Instructions for the task
The records below must be transcribed exactly. Do not include the pictures.
-- START Entries shown --
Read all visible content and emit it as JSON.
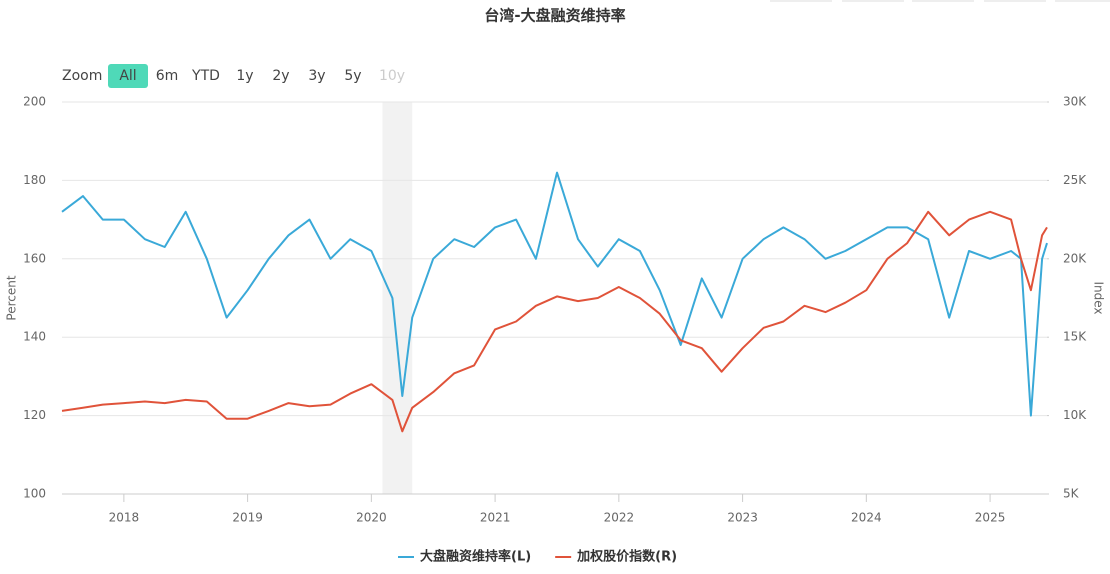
{
  "chart_data": {
    "type": "line",
    "title": "台湾-大盘融资维持率",
    "range_selector": {
      "label": "Zoom",
      "buttons": [
        "All",
        "6m",
        "YTD",
        "1y",
        "2y",
        "3y",
        "5y",
        "10y"
      ],
      "selected": "All"
    },
    "y_label": "Percent",
    "y2_label": "Index",
    "x": [
      2017.5,
      2017.67,
      2017.83,
      2018,
      2018.17,
      2018.33,
      2018.5,
      2018.67,
      2018.83,
      2019,
      2019.17,
      2019.33,
      2019.5,
      2019.67,
      2019.83,
      2020,
      2020.17,
      2020.25,
      2020.33,
      2020.5,
      2020.67,
      2020.83,
      2021,
      2021.17,
      2021.33,
      2021.5,
      2021.67,
      2021.83,
      2022,
      2022.17,
      2022.33,
      2022.5,
      2022.67,
      2022.83,
      2023,
      2023.17,
      2023.33,
      2023.5,
      2023.67,
      2023.83,
      2024,
      2024.17,
      2024.33,
      2024.5,
      2024.67,
      2024.83,
      2025,
      2025.17,
      2025.25,
      2025.33,
      2025.42,
      2025.46
    ],
    "xlim": [
      2017.5,
      2025.46
    ],
    "xticks": [
      2018,
      2019,
      2020,
      2021,
      2022,
      2023,
      2024,
      2025
    ],
    "ylim": [
      100,
      200
    ],
    "yticks": [
      100,
      120,
      140,
      160,
      180,
      200
    ],
    "y2lim": [
      5000,
      30000
    ],
    "y2ticks": [
      {
        "value": 5000,
        "label": "5K"
      },
      {
        "value": 10000,
        "label": "10K"
      },
      {
        "value": 15000,
        "label": "15K"
      },
      {
        "value": 20000,
        "label": "20K"
      },
      {
        "value": 25000,
        "label": "25K"
      },
      {
        "value": 30000,
        "label": "30K"
      }
    ],
    "plot_band": [
      2020.09,
      2020.33
    ],
    "grid": true,
    "series": [
      {
        "name": "大盘融资维持率(L)",
        "color": "#3aa9d8",
        "values": [
          172,
          176,
          170,
          170,
          165,
          163,
          172,
          160,
          145,
          152,
          160,
          166,
          170,
          160,
          165,
          162,
          150,
          125,
          145,
          160,
          165,
          163,
          168,
          170,
          160,
          182,
          165,
          158,
          165,
          162,
          152,
          138,
          155,
          145,
          160,
          165,
          168,
          165,
          160,
          162,
          165,
          168,
          168,
          165,
          145,
          162,
          160,
          162,
          160,
          120,
          160,
          164
        ]
      },
      {
        "name": "加权股价指数(R)",
        "color": "#e0533a",
        "axis": "y2",
        "values": [
          10300,
          10500,
          10700,
          10800,
          10900,
          10800,
          11000,
          10900,
          9800,
          9800,
          10300,
          10800,
          10600,
          10700,
          11400,
          12000,
          11000,
          9000,
          10500,
          11500,
          12700,
          13200,
          15500,
          16000,
          17000,
          17600,
          17300,
          17500,
          18200,
          17500,
          16500,
          14800,
          14300,
          12800,
          14300,
          15600,
          16000,
          17000,
          16600,
          17200,
          18000,
          20000,
          21000,
          23000,
          21500,
          22500,
          23000,
          22500,
          20000,
          18000,
          21500,
          22000
        ]
      }
    ]
  }
}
-- END Entries shown --
Exercise response
Read all visible content and emit it as JSON.
{
  "chart_data": {
    "type": "line",
    "title": "台湾-大盘融资维持率",
    "range_selector": {
      "label": "Zoom",
      "buttons": [
        "All",
        "6m",
        "YTD",
        "1y",
        "2y",
        "3y",
        "5y",
        "10y"
      ],
      "selected": "All"
    },
    "y_label": "Percent",
    "y2_label": "Index",
    "x": [
      2017.5,
      2017.67,
      2017.83,
      2018,
      2018.17,
      2018.33,
      2018.5,
      2018.67,
      2018.83,
      2019,
      2019.17,
      2019.33,
      2019.5,
      2019.67,
      2019.83,
      2020,
      2020.17,
      2020.25,
      2020.33,
      2020.5,
      2020.67,
      2020.83,
      2021,
      2021.17,
      2021.33,
      2021.5,
      2021.67,
      2021.83,
      2022,
      2022.17,
      2022.33,
      2022.5,
      2022.67,
      2022.83,
      2023,
      2023.17,
      2023.33,
      2023.5,
      2023.67,
      2023.83,
      2024,
      2024.17,
      2024.33,
      2024.5,
      2024.67,
      2024.83,
      2025,
      2025.17,
      2025.25,
      2025.33,
      2025.42,
      2025.46
    ],
    "xlim": [
      2017.5,
      2025.46
    ],
    "xticks": [
      2018,
      2019,
      2020,
      2021,
      2022,
      2023,
      2024,
      2025
    ],
    "ylim": [
      100,
      200
    ],
    "yticks": [
      100,
      120,
      140,
      160,
      180,
      200
    ],
    "y2lim": [
      5000,
      30000
    ],
    "y2ticks": [
      {
        "value": 5000,
        "label": "5K"
      },
      {
        "value": 10000,
        "label": "10K"
      },
      {
        "value": 15000,
        "label": "15K"
      },
      {
        "value": 20000,
        "label": "20K"
      },
      {
        "value": 25000,
        "label": "25K"
      },
      {
        "value": 30000,
        "label": "30K"
      }
    ],
    "plot_band": [
      2020.09,
      2020.33
    ],
    "grid": true,
    "series": [
      {
        "name": "大盘融资维持率(L)",
        "color": "#3aa9d8",
        "values": [
          172,
          176,
          170,
          170,
          165,
          163,
          172,
          160,
          145,
          152,
          160,
          166,
          170,
          160,
          165,
          162,
          150,
          125,
          145,
          160,
          165,
          163,
          168,
          170,
          160,
          182,
          165,
          158,
          165,
          162,
          152,
          138,
          155,
          145,
          160,
          165,
          168,
          165,
          160,
          162,
          165,
          168,
          168,
          165,
          145,
          162,
          160,
          162,
          160,
          120,
          160,
          164
        ]
      },
      {
        "name": "加权股价指数(R)",
        "color": "#e0533a",
        "axis": "y2",
        "values": [
          10300,
          10500,
          10700,
          10800,
          10900,
          10800,
          11000,
          10900,
          9800,
          9800,
          10300,
          10800,
          10600,
          10700,
          11400,
          12000,
          11000,
          9000,
          10500,
          11500,
          12700,
          13200,
          15500,
          16000,
          17000,
          17600,
          17300,
          17500,
          18200,
          17500,
          16500,
          14800,
          14300,
          12800,
          14300,
          15600,
          16000,
          17000,
          16600,
          17200,
          18000,
          20000,
          21000,
          23000,
          21500,
          22500,
          23000,
          22500,
          20000,
          18000,
          21500,
          22000
        ]
      }
    ]
  }
}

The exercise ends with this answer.